Begin Data supplied

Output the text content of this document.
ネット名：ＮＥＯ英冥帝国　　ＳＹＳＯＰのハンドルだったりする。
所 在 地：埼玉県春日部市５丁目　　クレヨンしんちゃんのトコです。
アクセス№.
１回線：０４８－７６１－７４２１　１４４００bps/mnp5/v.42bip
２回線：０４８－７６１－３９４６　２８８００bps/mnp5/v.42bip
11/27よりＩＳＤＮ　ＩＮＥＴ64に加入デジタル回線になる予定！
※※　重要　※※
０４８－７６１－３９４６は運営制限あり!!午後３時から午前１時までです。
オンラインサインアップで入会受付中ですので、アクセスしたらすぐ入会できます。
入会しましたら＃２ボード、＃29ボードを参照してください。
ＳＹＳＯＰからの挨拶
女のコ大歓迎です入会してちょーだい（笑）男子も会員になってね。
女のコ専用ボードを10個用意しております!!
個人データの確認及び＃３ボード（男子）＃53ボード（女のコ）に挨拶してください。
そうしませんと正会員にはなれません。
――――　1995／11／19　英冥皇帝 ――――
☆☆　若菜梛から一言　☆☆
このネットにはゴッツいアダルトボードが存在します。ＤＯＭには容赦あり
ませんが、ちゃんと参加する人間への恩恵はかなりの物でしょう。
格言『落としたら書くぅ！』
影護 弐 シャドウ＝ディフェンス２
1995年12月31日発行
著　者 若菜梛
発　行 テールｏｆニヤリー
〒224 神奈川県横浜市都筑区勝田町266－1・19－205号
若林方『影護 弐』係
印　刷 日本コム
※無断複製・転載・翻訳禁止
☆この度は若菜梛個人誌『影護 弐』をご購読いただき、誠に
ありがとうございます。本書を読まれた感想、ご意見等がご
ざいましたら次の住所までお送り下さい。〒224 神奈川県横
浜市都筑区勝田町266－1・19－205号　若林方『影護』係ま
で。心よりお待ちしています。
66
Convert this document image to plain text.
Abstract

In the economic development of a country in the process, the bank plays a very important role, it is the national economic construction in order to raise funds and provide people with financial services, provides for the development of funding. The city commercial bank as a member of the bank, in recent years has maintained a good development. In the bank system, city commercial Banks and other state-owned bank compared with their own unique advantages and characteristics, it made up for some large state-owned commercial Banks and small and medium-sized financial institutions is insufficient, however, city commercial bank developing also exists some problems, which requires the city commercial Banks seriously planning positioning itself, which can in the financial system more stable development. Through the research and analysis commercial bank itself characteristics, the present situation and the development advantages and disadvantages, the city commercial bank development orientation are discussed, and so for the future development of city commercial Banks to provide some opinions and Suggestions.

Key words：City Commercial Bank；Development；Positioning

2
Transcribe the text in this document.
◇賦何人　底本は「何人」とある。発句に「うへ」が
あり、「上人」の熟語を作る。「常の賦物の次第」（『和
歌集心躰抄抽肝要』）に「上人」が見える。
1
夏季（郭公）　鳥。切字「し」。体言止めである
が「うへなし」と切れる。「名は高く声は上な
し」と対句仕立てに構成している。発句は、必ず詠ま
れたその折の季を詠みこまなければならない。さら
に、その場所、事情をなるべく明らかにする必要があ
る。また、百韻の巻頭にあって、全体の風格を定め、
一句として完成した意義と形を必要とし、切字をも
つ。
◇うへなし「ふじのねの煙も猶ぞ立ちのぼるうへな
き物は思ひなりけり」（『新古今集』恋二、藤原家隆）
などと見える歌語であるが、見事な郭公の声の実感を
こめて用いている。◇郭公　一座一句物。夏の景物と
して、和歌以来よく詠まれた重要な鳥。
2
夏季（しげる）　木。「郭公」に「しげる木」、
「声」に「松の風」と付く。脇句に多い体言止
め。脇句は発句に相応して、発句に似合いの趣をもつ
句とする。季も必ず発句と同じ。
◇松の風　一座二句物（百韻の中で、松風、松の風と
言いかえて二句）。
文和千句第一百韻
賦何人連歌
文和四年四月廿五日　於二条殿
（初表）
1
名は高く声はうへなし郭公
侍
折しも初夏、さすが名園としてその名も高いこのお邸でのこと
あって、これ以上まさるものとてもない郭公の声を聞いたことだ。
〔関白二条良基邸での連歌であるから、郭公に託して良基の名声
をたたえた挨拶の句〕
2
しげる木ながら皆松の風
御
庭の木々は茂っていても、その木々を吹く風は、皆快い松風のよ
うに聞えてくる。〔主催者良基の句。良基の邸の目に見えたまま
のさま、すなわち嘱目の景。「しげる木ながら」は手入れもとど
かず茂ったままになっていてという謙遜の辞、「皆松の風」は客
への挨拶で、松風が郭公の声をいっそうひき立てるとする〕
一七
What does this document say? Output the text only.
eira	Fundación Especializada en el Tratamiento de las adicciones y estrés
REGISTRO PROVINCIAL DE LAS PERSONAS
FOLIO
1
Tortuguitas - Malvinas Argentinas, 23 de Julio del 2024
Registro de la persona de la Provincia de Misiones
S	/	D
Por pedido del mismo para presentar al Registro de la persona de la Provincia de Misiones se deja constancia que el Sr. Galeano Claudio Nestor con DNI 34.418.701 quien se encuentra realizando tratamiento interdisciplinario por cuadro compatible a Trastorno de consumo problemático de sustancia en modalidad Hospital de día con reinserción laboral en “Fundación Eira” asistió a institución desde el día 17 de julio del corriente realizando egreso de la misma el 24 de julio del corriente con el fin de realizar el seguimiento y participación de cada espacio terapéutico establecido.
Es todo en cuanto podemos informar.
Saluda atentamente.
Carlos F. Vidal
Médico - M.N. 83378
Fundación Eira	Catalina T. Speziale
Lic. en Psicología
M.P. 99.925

End Data supplied

Goal =>
Write out again, exactly, the lines from the one holding "What does this" through the end of the listing, with both ends included.

Output below =>
What does this document say? Output the text only.
eira	Fundación Especializada en el Tratamiento de las adicciones y estrés
REGISTRO PROVINCIAL DE LAS PERSONAS
FOLIO
1
Tortuguitas - Malvinas Argentinas, 23 de Julio del 2024
Registro de la persona de la Provincia de Misiones
S	/	D
Por pedido del mismo para presentar al Registro de la persona de la Provincia de Misiones se deja constancia que el Sr. Galeano Claudio Nestor con DNI 34.418.701 quien se encuentra realizando tratamiento interdisciplinario por cuadro compatible a Trastorno de consumo problemático de sustancia en modalidad Hospital de día con reinserción laboral en “Fundación Eira” asistió a institución desde el día 17 de julio del corriente realizando egreso de la misma el 24 de julio del corriente con el fin de realizar el seguimiento y participación de cada espacio terapéutico establecido.
Es todo en cuanto podemos informar.
Saluda atentamente.
Carlos F. Vidal
Médico - M.N. 83378
Fundación Eira	Catalina T. Speziale
Lic. en Psicología
M.P. 99.925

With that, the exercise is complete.